Written request:
Wherever a line below holds the word "Kameni", copy that line.

Recorded information:
········
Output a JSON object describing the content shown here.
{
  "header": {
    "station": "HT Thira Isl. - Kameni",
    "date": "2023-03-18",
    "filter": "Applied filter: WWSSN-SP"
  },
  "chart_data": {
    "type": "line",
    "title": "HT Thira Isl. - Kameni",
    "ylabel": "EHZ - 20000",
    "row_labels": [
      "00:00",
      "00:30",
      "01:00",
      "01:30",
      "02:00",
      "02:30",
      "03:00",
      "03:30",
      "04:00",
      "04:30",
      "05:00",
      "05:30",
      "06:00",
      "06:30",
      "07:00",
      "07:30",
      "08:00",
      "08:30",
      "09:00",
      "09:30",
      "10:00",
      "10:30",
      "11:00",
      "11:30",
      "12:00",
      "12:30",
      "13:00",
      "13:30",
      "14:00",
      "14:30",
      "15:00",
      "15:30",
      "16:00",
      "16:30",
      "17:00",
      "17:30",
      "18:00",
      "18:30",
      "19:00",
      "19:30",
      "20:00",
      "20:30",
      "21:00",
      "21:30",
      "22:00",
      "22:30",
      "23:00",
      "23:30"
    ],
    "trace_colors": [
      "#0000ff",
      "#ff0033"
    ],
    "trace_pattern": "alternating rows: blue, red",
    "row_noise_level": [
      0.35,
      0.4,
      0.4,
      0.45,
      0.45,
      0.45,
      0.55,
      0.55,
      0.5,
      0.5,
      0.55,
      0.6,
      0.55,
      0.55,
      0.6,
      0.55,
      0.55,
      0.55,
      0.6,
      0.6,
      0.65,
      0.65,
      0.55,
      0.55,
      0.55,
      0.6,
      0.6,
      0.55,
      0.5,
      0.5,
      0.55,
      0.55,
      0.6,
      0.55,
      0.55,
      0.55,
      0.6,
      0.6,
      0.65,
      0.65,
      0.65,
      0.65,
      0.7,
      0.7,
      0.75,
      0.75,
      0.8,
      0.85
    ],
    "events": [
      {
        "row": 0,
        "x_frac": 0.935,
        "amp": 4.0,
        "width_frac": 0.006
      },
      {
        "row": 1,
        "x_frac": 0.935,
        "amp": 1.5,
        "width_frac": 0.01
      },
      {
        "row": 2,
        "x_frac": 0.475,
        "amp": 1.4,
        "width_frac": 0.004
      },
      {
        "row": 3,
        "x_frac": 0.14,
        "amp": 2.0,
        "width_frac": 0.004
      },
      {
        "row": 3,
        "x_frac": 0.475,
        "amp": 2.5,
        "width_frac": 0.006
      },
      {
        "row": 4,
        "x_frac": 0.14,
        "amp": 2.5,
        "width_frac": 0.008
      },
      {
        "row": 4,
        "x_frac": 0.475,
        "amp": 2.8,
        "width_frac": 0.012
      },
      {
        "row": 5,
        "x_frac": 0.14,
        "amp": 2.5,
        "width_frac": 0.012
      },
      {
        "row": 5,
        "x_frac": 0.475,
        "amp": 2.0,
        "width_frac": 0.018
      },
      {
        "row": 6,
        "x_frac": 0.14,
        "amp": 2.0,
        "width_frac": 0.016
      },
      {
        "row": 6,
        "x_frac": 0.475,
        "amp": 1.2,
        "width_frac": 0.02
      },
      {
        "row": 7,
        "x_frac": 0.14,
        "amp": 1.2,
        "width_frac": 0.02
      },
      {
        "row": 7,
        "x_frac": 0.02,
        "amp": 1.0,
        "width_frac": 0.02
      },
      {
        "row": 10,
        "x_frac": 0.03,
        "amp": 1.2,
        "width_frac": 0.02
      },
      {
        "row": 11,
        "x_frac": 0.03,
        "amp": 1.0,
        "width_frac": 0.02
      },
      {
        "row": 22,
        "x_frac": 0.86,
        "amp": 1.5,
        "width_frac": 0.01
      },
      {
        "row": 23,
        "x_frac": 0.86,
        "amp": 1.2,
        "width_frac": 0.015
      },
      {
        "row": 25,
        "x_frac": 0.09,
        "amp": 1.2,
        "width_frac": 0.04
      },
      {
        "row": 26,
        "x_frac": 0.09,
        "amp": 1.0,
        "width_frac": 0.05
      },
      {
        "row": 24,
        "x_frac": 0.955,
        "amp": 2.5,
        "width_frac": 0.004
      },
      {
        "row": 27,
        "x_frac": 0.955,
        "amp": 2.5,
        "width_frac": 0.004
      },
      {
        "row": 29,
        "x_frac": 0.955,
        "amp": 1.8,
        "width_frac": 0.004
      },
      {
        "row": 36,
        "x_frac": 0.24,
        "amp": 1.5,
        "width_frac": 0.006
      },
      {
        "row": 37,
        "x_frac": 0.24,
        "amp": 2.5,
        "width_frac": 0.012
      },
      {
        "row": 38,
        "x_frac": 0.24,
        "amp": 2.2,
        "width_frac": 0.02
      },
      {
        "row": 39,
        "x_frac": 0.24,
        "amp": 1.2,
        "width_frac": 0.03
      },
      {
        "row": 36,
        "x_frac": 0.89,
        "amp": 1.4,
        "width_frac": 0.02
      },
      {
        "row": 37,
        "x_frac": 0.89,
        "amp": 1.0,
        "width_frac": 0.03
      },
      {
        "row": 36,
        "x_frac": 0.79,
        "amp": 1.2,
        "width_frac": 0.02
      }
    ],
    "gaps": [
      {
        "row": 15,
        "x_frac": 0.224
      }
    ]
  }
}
········
Answer to the problem:
    "station": "HT Thira Isl. - Kameni",
    "title": "HT Thira Isl. - Kameni",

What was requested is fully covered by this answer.